ROWS.
"""

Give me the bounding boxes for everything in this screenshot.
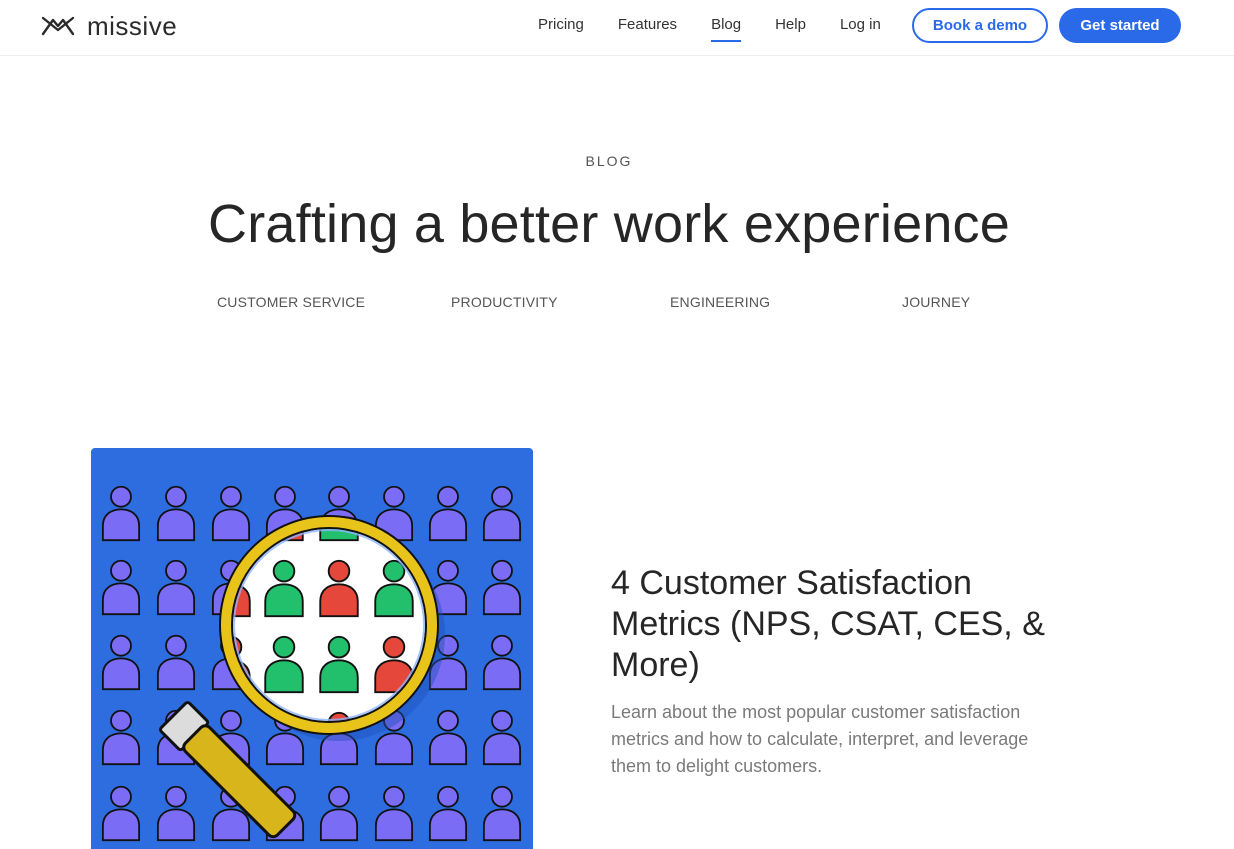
logo[interactable]: missive xyxy=(41,12,177,40)
blog-eyebrow: BLOG xyxy=(585,153,633,169)
magnifying-glass-over-people-illustration xyxy=(91,448,533,849)
missive-logo-icon xyxy=(41,16,75,36)
main-nav: Pricing Features Blog Help Log in xyxy=(520,0,915,50)
logo-text: missive xyxy=(87,11,178,41)
site-header: missive Pricing Features Blog Help Log i… xyxy=(0,0,1234,56)
nav-pricing[interactable]: Pricing xyxy=(538,0,584,50)
page-title: Crafting a better work experience xyxy=(208,194,1010,254)
category-filter: CUSTOMER SERVICE PRODUCTIVITY ENGINEERIN… xyxy=(0,294,1234,314)
post-title[interactable]: 4 Customer Satisfaction Metrics (NPS, CS… xyxy=(611,563,1051,686)
category-engineering[interactable]: ENGINEERING xyxy=(670,294,770,310)
get-started-button[interactable]: Get started xyxy=(1059,8,1181,43)
nav-blog[interactable]: Blog xyxy=(711,0,742,50)
nav-login[interactable]: Log in xyxy=(840,0,881,50)
category-productivity[interactable]: PRODUCTIVITY xyxy=(451,294,558,310)
category-customer-service[interactable]: CUSTOMER SERVICE xyxy=(217,294,365,310)
post-featured-image[interactable] xyxy=(91,448,533,849)
category-journey[interactable]: JOURNEY xyxy=(902,294,970,310)
book-demo-button[interactable]: Book a demo xyxy=(912,8,1048,43)
nav-features[interactable]: Features xyxy=(618,0,677,50)
nav-help[interactable]: Help xyxy=(775,0,806,50)
post-excerpt: Learn about the most popular customer sa… xyxy=(611,702,1029,776)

"""

STATED EXERCISE.
Locate each line in the records that contains the string "title" and copy those lines. Treat uppercase and lowercase letters as different.

CORRECT ANSWER.
page-title: Crafting a better work experience xyxy=(208,194,1010,254)
post-title[interactable]: 4 Customer Satisfaction Metrics (NPS, CS… xyxy=(611,563,1051,686)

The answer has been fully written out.